→ **Problem description**:
Check each line of the records for "providers"; collect those that have it.

Collection entries
-- START --
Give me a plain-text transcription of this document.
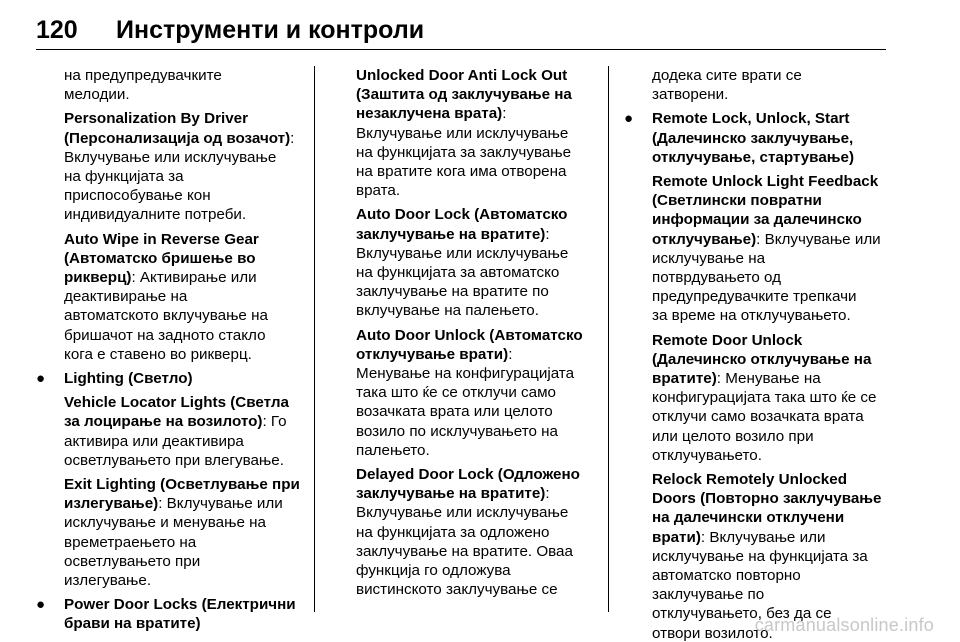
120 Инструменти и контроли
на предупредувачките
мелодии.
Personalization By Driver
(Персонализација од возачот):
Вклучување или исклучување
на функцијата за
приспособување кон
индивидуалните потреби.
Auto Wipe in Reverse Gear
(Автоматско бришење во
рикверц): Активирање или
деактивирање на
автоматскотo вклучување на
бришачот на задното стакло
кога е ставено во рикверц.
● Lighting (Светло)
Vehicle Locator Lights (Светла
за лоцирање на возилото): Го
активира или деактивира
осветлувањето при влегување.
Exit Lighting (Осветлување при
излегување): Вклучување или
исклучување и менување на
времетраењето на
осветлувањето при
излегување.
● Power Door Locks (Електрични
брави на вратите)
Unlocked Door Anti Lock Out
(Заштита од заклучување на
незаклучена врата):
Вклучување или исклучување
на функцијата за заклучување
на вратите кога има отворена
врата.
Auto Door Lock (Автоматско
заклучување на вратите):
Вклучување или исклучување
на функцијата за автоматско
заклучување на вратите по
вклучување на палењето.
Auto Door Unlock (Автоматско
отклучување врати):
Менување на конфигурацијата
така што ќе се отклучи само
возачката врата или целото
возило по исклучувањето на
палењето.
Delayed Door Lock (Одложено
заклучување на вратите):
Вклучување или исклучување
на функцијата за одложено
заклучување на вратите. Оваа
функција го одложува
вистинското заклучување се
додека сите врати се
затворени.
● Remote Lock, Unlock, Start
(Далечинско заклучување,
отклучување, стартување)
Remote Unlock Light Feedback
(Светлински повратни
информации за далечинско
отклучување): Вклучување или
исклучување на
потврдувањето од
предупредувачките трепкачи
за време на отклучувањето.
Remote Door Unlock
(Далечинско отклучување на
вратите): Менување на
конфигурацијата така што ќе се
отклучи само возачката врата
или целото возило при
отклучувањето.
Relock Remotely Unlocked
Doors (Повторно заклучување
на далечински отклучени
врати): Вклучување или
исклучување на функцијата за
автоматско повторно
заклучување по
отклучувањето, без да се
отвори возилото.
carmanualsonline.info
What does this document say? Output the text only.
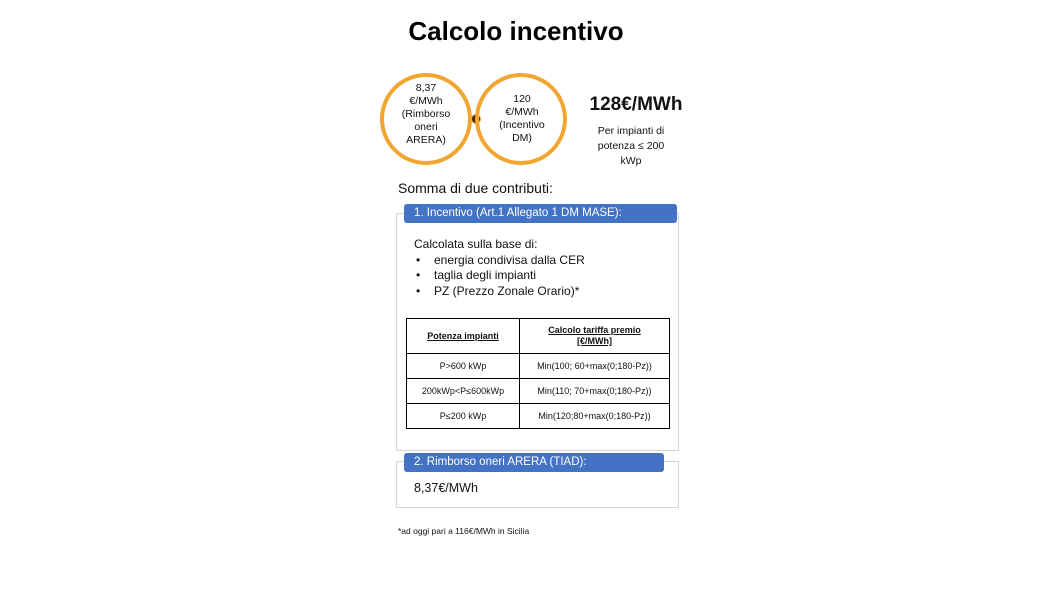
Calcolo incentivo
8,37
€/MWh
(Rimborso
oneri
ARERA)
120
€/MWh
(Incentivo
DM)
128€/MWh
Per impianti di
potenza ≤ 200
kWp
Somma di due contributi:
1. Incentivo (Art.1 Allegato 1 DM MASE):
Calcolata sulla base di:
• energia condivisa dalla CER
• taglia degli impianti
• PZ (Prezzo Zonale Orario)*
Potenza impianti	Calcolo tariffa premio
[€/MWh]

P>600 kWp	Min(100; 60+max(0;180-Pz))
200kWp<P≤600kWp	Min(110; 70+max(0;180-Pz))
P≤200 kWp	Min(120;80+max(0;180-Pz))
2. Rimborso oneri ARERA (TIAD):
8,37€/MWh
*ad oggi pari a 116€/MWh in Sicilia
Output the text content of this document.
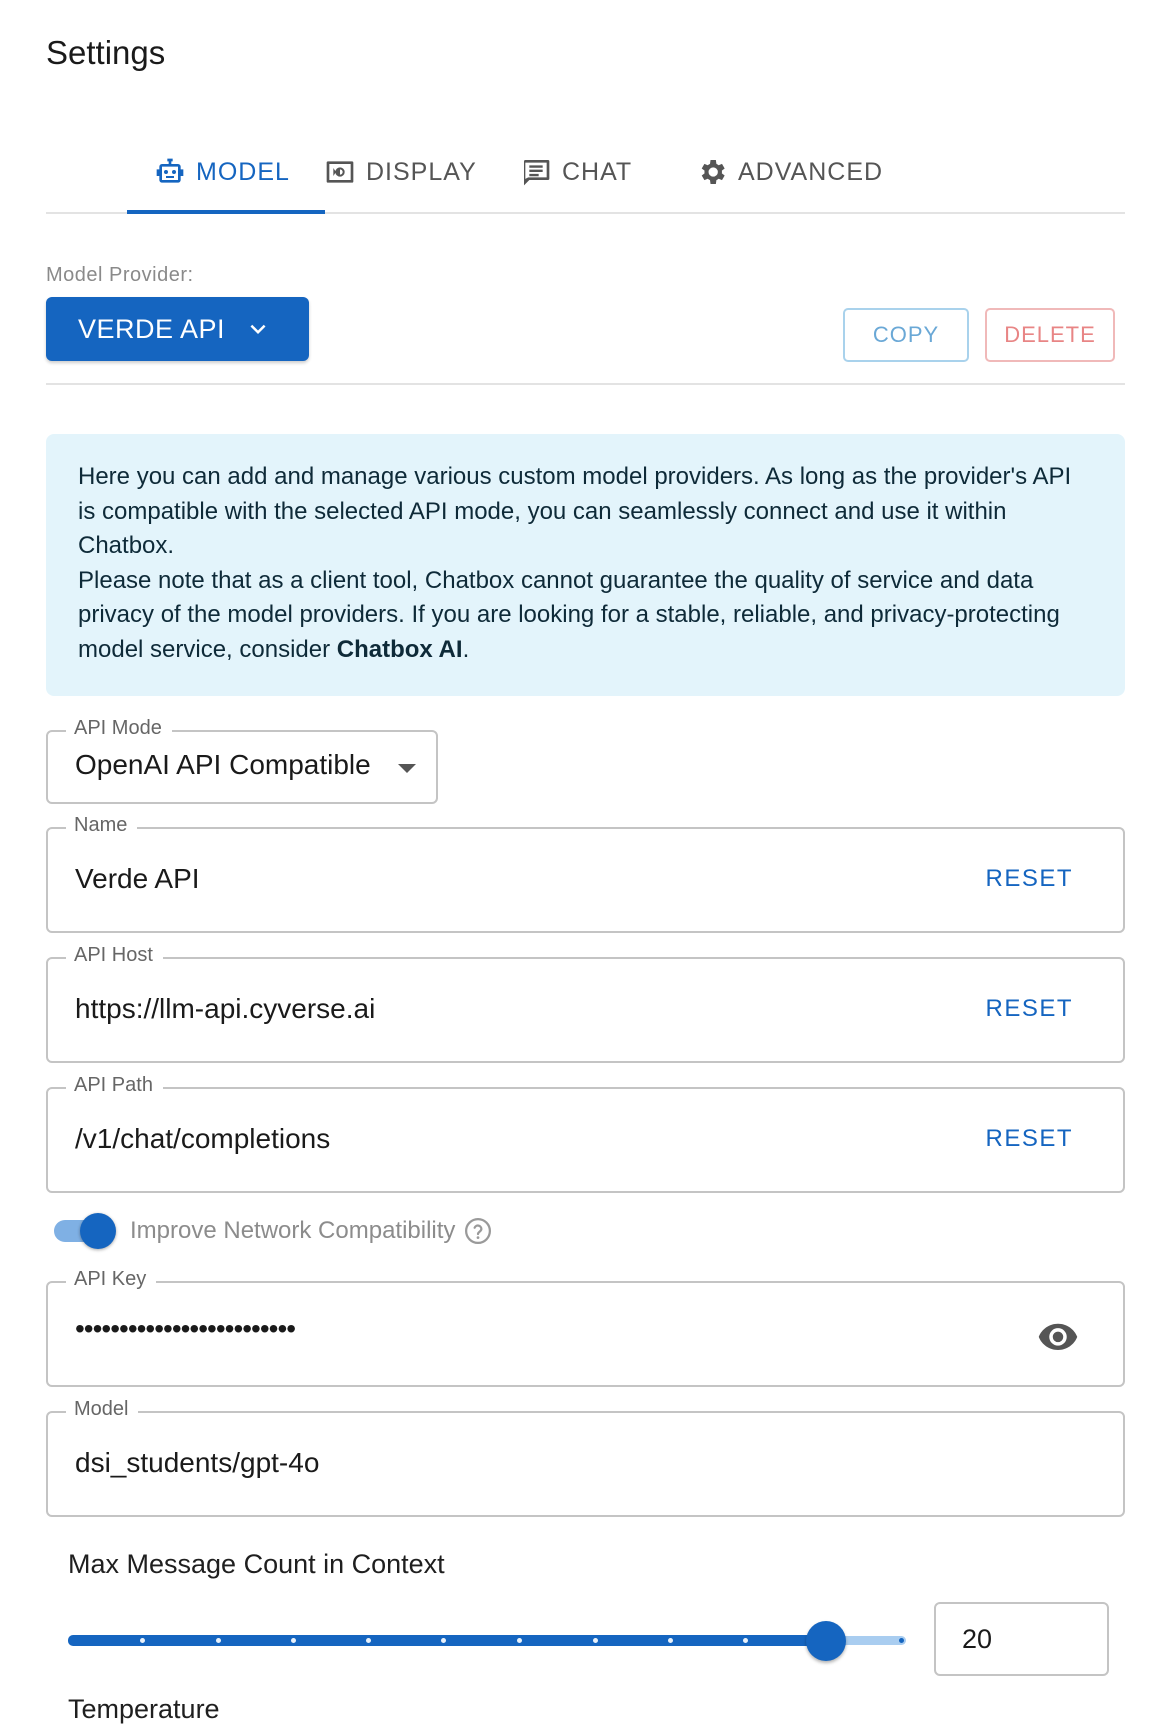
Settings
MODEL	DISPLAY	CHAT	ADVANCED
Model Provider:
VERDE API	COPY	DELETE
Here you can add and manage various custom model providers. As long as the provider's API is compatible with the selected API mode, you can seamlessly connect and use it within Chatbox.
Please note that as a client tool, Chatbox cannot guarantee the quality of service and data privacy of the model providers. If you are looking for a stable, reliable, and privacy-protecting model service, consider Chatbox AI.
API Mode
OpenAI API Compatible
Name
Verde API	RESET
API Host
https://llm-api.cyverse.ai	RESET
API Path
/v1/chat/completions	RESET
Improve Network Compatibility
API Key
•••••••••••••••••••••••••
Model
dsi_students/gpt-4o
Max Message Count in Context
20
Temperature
-- END --
→ **Response to the exercise**:
Here you can add and manage various custom model providers. As long as the provider's API is compatible with the selected API mode, you can seamlessly connect and use it within Chatbox.
Please note that as a client tool, Chatbox cannot guarantee the quality of service and data privacy of the model providers. If you are looking for a stable, reliable, and privacy-protecting model service, consider Chatbox AI.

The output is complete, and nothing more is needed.